Write out the listing below again, precisely as it is given.

[Start of Recorded information]

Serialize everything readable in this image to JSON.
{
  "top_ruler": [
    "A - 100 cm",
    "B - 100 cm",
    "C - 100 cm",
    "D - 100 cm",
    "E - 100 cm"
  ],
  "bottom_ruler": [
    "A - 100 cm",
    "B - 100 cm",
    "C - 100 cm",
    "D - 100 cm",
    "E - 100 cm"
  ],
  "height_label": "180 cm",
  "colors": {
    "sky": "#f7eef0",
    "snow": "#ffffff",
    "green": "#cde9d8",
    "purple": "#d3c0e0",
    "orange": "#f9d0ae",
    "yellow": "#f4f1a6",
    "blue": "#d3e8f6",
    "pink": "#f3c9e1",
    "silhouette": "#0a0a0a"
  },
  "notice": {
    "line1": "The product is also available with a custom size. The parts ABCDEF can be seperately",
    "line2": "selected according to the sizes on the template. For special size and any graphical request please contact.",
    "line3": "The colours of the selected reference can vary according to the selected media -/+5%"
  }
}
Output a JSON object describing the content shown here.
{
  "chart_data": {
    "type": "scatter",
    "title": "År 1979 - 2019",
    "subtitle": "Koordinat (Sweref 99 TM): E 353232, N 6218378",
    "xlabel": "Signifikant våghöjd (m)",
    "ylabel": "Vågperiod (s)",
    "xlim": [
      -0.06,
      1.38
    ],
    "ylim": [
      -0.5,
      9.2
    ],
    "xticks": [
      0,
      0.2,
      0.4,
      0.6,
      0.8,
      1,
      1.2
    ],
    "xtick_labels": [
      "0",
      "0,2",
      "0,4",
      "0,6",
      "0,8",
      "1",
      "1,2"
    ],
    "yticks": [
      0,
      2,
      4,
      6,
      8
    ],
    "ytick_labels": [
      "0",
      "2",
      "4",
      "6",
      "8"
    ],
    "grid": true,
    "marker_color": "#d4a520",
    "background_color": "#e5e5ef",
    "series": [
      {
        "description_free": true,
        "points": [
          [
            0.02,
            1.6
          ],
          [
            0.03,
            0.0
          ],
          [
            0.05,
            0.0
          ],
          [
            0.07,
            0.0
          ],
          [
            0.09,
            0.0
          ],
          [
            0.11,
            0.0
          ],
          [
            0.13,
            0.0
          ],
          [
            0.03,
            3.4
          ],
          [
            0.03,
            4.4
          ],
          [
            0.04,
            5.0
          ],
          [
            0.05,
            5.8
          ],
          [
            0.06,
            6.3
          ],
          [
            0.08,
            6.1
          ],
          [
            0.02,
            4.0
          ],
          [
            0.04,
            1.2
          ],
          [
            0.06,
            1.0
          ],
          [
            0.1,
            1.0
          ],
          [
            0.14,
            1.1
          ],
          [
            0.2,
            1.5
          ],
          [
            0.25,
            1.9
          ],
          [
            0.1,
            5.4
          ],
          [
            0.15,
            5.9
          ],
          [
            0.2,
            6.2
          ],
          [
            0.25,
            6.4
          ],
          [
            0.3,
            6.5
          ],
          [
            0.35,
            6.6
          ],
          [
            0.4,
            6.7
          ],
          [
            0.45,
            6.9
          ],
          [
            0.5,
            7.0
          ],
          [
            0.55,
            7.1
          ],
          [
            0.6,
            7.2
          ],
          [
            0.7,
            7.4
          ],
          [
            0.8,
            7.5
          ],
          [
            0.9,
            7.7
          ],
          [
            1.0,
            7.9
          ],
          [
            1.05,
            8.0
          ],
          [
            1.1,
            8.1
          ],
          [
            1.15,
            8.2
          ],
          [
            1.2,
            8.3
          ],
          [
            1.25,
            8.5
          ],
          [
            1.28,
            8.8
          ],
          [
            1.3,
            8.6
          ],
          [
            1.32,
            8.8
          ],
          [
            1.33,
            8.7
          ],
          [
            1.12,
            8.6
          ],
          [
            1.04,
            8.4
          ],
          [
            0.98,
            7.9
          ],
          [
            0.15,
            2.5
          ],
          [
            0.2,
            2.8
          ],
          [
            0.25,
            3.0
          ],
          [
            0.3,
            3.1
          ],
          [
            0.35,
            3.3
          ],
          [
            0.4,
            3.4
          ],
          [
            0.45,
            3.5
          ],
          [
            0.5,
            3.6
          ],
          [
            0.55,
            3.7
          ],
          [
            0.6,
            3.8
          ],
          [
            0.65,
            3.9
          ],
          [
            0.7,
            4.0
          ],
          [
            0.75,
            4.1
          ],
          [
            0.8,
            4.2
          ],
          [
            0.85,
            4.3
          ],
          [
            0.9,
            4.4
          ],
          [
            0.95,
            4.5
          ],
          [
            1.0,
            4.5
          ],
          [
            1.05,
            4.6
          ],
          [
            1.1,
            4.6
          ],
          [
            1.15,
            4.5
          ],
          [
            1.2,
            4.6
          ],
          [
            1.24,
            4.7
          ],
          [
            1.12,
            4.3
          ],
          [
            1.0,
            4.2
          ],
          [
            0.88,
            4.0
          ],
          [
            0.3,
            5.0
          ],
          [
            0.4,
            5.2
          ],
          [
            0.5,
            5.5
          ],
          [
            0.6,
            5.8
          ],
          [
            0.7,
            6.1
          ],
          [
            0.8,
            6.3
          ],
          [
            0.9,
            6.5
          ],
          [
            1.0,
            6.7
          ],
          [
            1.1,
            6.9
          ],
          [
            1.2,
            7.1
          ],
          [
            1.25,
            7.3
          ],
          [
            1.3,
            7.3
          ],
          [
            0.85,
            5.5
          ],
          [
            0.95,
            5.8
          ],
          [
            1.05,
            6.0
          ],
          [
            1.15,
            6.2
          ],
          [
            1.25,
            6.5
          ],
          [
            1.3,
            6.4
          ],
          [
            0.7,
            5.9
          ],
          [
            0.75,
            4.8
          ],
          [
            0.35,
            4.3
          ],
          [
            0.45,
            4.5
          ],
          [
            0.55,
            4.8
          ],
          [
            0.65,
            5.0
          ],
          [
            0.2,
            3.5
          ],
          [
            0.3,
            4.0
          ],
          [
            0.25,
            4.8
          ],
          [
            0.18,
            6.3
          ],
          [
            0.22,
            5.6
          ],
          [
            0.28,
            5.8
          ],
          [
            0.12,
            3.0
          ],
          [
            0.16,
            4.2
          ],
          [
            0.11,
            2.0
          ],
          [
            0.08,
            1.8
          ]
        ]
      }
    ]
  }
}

[End of Recorded information]

Right answer -
Serialize everything readable in this image to JSON.
{
  "top_ruler": [
    "A - 100 cm",
    "B - 100 cm",
    "C - 100 cm",
    "D - 100 cm",
    "E - 100 cm"
  ],
  "bottom_ruler": [
    "A - 100 cm",
    "B - 100 cm",
    "C - 100 cm",
    "D - 100 cm",
    "E - 100 cm"
  ],
  "height_label": "180 cm",
  "colors": {
    "sky": "#f7eef0",
    "snow": "#ffffff",
    "green": "#cde9d8",
    "purple": "#d3c0e0",
    "orange": "#f9d0ae",
    "yellow": "#f4f1a6",
    "blue": "#d3e8f6",
    "pink": "#f3c9e1",
    "silhouette": "#0a0a0a"
  },
  "notice": {
    "line1": "The product is also available with a custom size. The parts ABCDEF can be seperately",
    "line2": "selected according to the sizes on the template. For special size and any graphical request please contact.",
    "line3": "The colours of the selected reference can vary according to the selected media -/+5%"
  }
}
Output a JSON object describing the content shown here.
{
  "chart_data": {
    "type": "scatter",
    "title": "År 1979 - 2019",
    "subtitle": "Koordinat (Sweref 99 TM): E 353232, N 6218378",
    "xlabel": "Signifikant våghöjd (m)",
    "ylabel": "Vågperiod (s)",
    "xlim": [
      -0.06,
      1.38
    ],
    "ylim": [
      -0.5,
      9.2
    ],
    "xticks": [
      0,
      0.2,
      0.4,
      0.6,
      0.8,
      1,
      1.2
    ],
    "xtick_labels": [
      "0",
      "0,2",
      "0,4",
      "0,6",
      "0,8",
      "1",
      "1,2"
    ],
    "yticks": [
      0,
      2,
      4,
      6,
      8
    ],
    "ytick_labels": [
      "0",
      "2",
      "4",
      "6",
      "8"
    ],
    "grid": true,
    "marker_color": "#d4a520",
    "background_color": "#e5e5ef",
    "series": [
      {
        "description_free": true,
        "points": [
          [
            0.02,
            1.6
          ],
          [
            0.03,
            0.0
          ],
          [
            0.05,
            0.0
          ],
          [
            0.07,
            0.0
          ],
          [
            0.09,
            0.0
          ],
          [
            0.11,
            0.0
          ],
          [
            0.13,
            0.0
          ],
          [
            0.03,
            3.4
          ],
          [
            0.03,
            4.4
          ],
          [
            0.04,
            5.0
          ],
          [
            0.05,
            5.8
          ],
          [
            0.06,
            6.3
          ],
          [
            0.08,
            6.1
          ],
          [
            0.02,
            4.0
          ],
          [
            0.04,
            1.2
          ],
          [
            0.06,
            1.0
          ],
          [
            0.1,
            1.0
          ],
          [
            0.14,
            1.1
          ],
          [
            0.2,
            1.5
          ],
          [
            0.25,
            1.9
          ],
          [
            0.1,
            5.4
          ],
          [
            0.15,
            5.9
          ],
          [
            0.2,
            6.2
          ],
          [
            0.25,
            6.4
          ],
          [
            0.3,
            6.5
          ],
          [
            0.35,
            6.6
          ],
          [
            0.4,
            6.7
          ],
          [
            0.45,
            6.9
          ],
          [
            0.5,
            7.0
          ],
          [
            0.55,
            7.1
          ],
          [
            0.6,
            7.2
          ],
          [
            0.7,
            7.4
          ],
          [
            0.8,
            7.5
          ],
          [
            0.9,
            7.7
          ],
          [
            1.0,
            7.9
          ],
          [
            1.05,
            8.0
          ],
          [
            1.1,
            8.1
          ],
          [
            1.15,
            8.2
          ],
          [
            1.2,
            8.3
          ],
          [
            1.25,
            8.5
          ],
          [
            1.28,
            8.8
          ],
          [
            1.3,
            8.6
          ],
          [
            1.32,
            8.8
          ],
          [
            1.33,
            8.7
          ],
          [
            1.12,
            8.6
          ],
          [
            1.04,
            8.4
          ],
          [
            0.98,
            7.9
          ],
          [
            0.15,
            2.5
          ],
          [
            0.2,
            2.8
          ],
          [
            0.25,
            3.0
          ],
          [
            0.3,
            3.1
          ],
          [
            0.35,
            3.3
          ],
          [
            0.4,
            3.4
          ],
          [
            0.45,
            3.5
          ],
          [
            0.5,
            3.6
          ],
          [
            0.55,
            3.7
          ],
          [
            0.6,
            3.8
          ],
          [
            0.65,
            3.9
          ],
          [
            0.7,
            4.0
          ],
          [
            0.75,
            4.1
          ],
          [
            0.8,
            4.2
          ],
          [
            0.85,
            4.3
          ],
          [
            0.9,
            4.4
          ],
          [
            0.95,
            4.5
          ],
          [
            1.0,
            4.5
          ],
          [
            1.05,
            4.6
          ],
          [
            1.1,
            4.6
          ],
          [
            1.15,
            4.5
          ],
          [
            1.2,
            4.6
          ],
          [
            1.24,
            4.7
          ],
          [
            1.12,
            4.3
          ],
          [
            1.0,
            4.2
          ],
          [
            0.88,
            4.0
          ],
          [
            0.3,
            5.0
          ],
          [
            0.4,
            5.2
          ],
          [
            0.5,
            5.5
          ],
          [
            0.6,
            5.8
          ],
          [
            0.7,
            6.1
          ],
          [
            0.8,
            6.3
          ],
          [
            0.9,
            6.5
          ],
          [
            1.0,
            6.7
          ],
          [
            1.1,
            6.9
          ],
          [
            1.2,
            7.1
          ],
          [
            1.25,
            7.3
          ],
          [
            1.3,
            7.3
          ],
          [
            0.85,
            5.5
          ],
          [
            0.95,
            5.8
          ],
          [
            1.05,
            6.0
          ],
          [
            1.15,
            6.2
          ],
          [
            1.25,
            6.5
          ],
          [
            1.3,
            6.4
          ],
          [
            0.7,
            5.9
          ],
          [
            0.75,
            4.8
          ],
          [
            0.35,
            4.3
          ],
          [
            0.45,
            4.5
          ],
          [
            0.55,
            4.8
          ],
          [
            0.65,
            5.0
          ],
          [
            0.2,
            3.5
          ],
          [
            0.3,
            4.0
          ],
          [
            0.25,
            4.8
          ],
          [
            0.18,
            6.3
          ],
          [
            0.22,
            5.6
          ],
          [
            0.28,
            5.8
          ],
          [
            0.12,
            3.0
          ],
          [
            0.16,
            4.2
          ],
          [
            0.11,
            2.0
          ],
          [
            0.08,
            1.8
          ]
        ]
      }
    ]
  }
}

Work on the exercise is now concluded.